### THE REQUEST
Wherever the word "piezo" turns up in a line of the entries, copy that line.

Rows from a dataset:
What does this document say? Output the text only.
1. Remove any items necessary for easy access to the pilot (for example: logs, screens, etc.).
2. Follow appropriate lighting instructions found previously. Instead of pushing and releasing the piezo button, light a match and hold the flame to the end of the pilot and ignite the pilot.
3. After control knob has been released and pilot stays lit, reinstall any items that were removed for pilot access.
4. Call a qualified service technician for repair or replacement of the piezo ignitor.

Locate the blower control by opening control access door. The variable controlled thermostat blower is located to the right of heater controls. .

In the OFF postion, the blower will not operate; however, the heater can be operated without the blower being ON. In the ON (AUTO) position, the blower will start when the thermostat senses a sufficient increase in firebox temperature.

### COMPLETE OUTPUT
2. Follow appropriate lighting instructions found previously. Instead of pushing and releasing the piezo button, light a match and hold the flame to the end of the pilot and ignite the pilot.
4. Call a qualified service technician for repair or replacement of the piezo ignitor.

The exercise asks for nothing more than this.